- SHORT EXERCISE: Report how many lines in the listing below include the word "Břehová". Write nothing besides the number.

- RECORDS FOR PROCESSING:
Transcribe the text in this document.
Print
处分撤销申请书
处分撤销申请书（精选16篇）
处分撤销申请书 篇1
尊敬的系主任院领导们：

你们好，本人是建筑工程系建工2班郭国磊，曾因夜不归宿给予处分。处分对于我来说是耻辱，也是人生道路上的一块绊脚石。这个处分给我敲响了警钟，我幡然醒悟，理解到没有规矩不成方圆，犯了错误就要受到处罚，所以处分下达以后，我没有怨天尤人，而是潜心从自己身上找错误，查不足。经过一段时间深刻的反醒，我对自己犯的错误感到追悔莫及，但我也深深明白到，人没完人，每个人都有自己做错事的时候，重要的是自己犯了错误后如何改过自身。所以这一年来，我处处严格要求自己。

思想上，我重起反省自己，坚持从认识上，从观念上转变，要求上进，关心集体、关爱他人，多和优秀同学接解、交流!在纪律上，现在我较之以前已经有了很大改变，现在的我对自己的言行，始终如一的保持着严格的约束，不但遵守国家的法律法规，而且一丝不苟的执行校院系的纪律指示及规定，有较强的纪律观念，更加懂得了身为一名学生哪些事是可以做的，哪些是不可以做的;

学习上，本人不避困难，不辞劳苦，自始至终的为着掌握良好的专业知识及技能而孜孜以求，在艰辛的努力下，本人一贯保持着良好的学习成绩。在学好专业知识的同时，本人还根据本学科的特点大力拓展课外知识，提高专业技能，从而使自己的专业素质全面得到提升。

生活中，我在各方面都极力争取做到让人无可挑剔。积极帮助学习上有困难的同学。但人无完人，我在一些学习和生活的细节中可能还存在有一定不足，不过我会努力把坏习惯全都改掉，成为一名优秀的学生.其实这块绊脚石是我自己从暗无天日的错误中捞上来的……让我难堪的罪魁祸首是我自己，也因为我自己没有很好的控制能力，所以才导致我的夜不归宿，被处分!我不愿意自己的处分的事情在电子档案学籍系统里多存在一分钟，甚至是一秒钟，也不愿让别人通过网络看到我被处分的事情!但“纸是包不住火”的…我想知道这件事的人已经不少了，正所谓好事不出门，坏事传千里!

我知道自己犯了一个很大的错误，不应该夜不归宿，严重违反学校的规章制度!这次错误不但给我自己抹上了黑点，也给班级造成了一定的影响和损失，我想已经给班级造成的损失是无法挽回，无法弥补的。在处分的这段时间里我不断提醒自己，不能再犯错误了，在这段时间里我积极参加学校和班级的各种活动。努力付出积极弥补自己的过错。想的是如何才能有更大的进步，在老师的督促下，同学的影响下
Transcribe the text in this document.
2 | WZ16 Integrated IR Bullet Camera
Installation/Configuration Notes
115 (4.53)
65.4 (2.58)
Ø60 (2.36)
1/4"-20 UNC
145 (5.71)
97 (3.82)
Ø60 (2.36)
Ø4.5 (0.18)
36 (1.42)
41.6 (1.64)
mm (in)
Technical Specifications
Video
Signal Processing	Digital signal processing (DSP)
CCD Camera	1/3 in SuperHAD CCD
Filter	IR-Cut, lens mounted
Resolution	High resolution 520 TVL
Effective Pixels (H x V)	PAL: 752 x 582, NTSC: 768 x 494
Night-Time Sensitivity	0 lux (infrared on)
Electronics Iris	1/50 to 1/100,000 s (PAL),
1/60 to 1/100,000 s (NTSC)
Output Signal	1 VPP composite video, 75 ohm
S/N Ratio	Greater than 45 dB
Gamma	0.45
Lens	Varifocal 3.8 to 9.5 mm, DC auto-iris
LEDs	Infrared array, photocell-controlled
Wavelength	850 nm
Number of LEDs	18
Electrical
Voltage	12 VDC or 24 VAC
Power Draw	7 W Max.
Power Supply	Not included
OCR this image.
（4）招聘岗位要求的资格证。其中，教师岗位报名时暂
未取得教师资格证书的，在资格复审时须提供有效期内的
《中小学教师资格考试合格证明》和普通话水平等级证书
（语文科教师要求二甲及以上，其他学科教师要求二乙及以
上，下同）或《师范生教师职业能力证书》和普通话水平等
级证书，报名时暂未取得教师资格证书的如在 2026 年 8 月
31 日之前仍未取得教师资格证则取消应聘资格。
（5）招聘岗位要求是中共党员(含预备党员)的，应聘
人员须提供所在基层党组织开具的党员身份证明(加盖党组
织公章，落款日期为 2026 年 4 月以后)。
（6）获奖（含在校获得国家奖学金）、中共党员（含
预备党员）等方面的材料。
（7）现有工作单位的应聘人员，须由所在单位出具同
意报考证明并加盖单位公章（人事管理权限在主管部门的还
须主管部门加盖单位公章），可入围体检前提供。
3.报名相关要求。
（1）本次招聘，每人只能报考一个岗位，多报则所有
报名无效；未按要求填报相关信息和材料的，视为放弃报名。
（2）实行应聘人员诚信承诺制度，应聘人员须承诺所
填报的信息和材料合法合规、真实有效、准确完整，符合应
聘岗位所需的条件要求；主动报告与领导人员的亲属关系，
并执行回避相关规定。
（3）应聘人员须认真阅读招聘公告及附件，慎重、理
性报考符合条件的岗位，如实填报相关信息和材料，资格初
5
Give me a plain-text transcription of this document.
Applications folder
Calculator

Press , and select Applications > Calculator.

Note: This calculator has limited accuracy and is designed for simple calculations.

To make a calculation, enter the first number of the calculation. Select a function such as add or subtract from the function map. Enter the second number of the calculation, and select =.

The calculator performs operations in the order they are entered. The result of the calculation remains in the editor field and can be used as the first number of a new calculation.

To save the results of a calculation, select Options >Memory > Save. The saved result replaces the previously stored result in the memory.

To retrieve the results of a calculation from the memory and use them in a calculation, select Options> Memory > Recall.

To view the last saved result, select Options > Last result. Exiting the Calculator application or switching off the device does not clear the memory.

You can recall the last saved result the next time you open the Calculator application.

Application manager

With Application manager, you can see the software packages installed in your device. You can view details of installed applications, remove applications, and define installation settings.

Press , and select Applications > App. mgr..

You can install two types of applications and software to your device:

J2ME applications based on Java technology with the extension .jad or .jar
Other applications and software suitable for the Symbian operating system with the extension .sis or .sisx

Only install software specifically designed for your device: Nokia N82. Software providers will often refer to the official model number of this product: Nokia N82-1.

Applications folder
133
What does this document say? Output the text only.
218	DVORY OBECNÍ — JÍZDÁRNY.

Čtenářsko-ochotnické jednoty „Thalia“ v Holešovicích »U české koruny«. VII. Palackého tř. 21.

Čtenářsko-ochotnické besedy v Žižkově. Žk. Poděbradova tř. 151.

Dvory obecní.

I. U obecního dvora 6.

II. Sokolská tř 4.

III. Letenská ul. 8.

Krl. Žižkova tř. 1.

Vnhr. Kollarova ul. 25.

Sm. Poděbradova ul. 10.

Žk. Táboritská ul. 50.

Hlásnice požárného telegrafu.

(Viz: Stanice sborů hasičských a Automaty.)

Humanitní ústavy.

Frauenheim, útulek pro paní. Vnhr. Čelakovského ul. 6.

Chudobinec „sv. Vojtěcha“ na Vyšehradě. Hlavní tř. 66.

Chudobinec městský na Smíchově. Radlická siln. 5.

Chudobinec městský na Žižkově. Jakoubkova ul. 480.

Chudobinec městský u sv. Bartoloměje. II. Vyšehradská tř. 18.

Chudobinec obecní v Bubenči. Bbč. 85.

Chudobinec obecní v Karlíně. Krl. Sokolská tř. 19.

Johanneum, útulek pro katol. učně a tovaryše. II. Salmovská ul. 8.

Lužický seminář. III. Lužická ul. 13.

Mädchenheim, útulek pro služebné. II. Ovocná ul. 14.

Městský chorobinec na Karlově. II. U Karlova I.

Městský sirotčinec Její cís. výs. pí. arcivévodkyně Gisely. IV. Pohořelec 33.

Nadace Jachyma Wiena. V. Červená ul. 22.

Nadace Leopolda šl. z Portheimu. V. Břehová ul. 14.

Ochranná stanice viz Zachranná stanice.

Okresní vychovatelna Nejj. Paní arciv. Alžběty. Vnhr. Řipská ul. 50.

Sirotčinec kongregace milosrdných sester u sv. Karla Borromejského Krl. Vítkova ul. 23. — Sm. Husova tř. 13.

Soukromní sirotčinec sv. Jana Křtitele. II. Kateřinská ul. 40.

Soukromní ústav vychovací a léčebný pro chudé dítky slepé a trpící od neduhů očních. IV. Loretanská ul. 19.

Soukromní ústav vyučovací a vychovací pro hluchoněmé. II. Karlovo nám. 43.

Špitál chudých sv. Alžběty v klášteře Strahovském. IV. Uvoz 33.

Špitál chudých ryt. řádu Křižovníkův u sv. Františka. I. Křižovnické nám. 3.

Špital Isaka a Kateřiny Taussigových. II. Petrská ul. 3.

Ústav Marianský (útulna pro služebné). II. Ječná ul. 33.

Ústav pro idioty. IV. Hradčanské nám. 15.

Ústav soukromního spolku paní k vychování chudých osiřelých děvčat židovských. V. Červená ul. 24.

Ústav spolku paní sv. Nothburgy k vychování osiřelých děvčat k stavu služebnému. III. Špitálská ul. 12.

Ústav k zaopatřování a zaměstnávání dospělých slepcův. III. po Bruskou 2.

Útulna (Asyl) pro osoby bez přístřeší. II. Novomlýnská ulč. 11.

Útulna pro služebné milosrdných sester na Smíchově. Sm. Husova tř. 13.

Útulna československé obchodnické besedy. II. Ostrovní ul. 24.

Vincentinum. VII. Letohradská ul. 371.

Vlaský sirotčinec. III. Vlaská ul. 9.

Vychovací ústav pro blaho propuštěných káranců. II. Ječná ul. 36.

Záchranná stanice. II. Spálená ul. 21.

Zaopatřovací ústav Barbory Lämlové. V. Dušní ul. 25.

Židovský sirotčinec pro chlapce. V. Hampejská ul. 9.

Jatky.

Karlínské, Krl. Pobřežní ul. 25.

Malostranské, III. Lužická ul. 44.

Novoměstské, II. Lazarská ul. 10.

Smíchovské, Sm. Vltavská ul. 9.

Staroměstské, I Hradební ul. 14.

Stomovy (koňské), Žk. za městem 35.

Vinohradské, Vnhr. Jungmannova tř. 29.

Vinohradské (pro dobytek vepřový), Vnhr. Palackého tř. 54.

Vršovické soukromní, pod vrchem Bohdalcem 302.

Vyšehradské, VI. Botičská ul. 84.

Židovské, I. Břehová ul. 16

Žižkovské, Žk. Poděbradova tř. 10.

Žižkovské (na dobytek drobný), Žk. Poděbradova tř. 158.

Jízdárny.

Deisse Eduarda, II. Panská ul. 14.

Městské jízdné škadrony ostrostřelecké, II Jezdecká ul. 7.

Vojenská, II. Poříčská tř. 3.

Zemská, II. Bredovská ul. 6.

- SOLUTION TO THE PROBLEM: 2